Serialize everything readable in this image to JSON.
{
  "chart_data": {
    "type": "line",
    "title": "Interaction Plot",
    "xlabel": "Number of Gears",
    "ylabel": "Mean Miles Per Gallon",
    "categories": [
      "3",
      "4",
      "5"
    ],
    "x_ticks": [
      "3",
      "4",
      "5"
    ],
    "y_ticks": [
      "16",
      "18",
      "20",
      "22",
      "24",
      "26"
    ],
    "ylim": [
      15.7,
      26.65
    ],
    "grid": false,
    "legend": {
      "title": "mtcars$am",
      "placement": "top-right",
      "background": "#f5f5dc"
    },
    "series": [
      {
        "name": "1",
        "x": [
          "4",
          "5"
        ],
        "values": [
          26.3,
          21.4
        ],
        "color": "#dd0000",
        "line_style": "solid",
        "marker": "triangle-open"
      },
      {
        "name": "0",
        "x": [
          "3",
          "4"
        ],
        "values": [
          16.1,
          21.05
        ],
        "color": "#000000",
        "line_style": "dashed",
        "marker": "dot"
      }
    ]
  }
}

- Prompt -
Without changing a word, restate the whole listing.

- Task response -
Serialize everything readable in this image to JSON.
{
  "chart_data": {
    "type": "line",
    "title": "Interaction Plot",
    "xlabel": "Number of Gears",
    "ylabel": "Mean Miles Per Gallon",
    "categories": [
      "3",
      "4",
      "5"
    ],
    "x_ticks": [
      "3",
      "4",
      "5"
    ],
    "y_ticks": [
      "16",
      "18",
      "20",
      "22",
      "24",
      "26"
    ],
    "ylim": [
      15.7,
      26.65
    ],
    "grid": false,
    "legend": {
      "title": "mtcars$am",
      "placement": "top-right",
      "background": "#f5f5dc"
    },
    "series": [
      {
        "name": "1",
        "x": [
          "4",
          "5"
        ],
        "values": [
          26.3,
          21.4
        ],
        "color": "#dd0000",
        "line_style": "solid",
        "marker": "triangle-open"
      },
      {
        "name": "0",
        "x": [
          "3",
          "4"
        ],
        "values": [
          16.1,
          21.05
        ],
        "color": "#000000",
        "line_style": "dashed",
        "marker": "dot"
      }
    ]
  }
}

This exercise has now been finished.